Read the data and repeat all of it exactly.

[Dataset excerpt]
--- begin ---

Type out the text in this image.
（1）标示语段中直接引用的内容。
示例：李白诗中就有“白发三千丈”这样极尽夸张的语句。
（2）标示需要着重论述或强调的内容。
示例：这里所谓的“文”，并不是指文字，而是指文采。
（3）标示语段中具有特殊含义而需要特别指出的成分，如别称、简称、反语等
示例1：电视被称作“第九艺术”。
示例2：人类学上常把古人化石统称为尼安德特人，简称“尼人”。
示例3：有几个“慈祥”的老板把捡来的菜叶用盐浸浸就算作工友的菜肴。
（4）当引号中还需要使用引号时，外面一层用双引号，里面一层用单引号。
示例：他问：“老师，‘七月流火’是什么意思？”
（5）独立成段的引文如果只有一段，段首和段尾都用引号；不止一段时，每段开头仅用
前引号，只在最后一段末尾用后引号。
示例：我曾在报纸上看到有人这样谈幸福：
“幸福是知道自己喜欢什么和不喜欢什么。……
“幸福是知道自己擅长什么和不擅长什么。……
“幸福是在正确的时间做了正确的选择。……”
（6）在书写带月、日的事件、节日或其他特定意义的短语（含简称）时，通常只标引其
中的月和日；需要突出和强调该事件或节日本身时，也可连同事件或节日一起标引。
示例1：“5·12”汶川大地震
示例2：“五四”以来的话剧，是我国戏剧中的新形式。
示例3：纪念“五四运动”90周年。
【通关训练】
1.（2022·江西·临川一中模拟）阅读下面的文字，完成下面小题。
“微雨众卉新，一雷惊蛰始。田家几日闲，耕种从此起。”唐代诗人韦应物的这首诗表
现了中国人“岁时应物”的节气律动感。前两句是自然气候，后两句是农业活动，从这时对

--- end ---

Answer for this exercise =
Type out the text in this image.
（1）标示语段中直接引用的内容。
示例：李白诗中就有“白发三千丈”这样极尽夸张的语句。
（2）标示需要着重论述或强调的内容。
示例：这里所谓的“文”，并不是指文字，而是指文采。
（3）标示语段中具有特殊含义而需要特别指出的成分，如别称、简称、反语等
示例1：电视被称作“第九艺术”。
示例2：人类学上常把古人化石统称为尼安德特人，简称“尼人”。
示例3：有几个“慈祥”的老板把捡来的菜叶用盐浸浸就算作工友的菜肴。
（4）当引号中还需要使用引号时，外面一层用双引号，里面一层用单引号。
示例：他问：“老师，‘七月流火’是什么意思？”
（5）独立成段的引文如果只有一段，段首和段尾都用引号；不止一段时，每段开头仅用
前引号，只在最后一段末尾用后引号。
示例：我曾在报纸上看到有人这样谈幸福：
“幸福是知道自己喜欢什么和不喜欢什么。……
“幸福是知道自己擅长什么和不擅长什么。……
“幸福是在正确的时间做了正确的选择。……”
（6）在书写带月、日的事件、节日或其他特定意义的短语（含简称）时，通常只标引其
中的月和日；需要突出和强调该事件或节日本身时，也可连同事件或节日一起标引。
示例1：“5·12”汶川大地震
示例2：“五四”以来的话剧，是我国戏剧中的新形式。
示例3：纪念“五四运动”90周年。
【通关训练】
1.（2022·江西·临川一中模拟）阅读下面的文字，完成下面小题。
“微雨众卉新，一雷惊蛰始。田家几日闲，耕种从此起。”唐代诗人韦应物的这首诗表
现了中国人“岁时应物”的节气律动感。前两句是自然气候，后两句是农业活动，从这时对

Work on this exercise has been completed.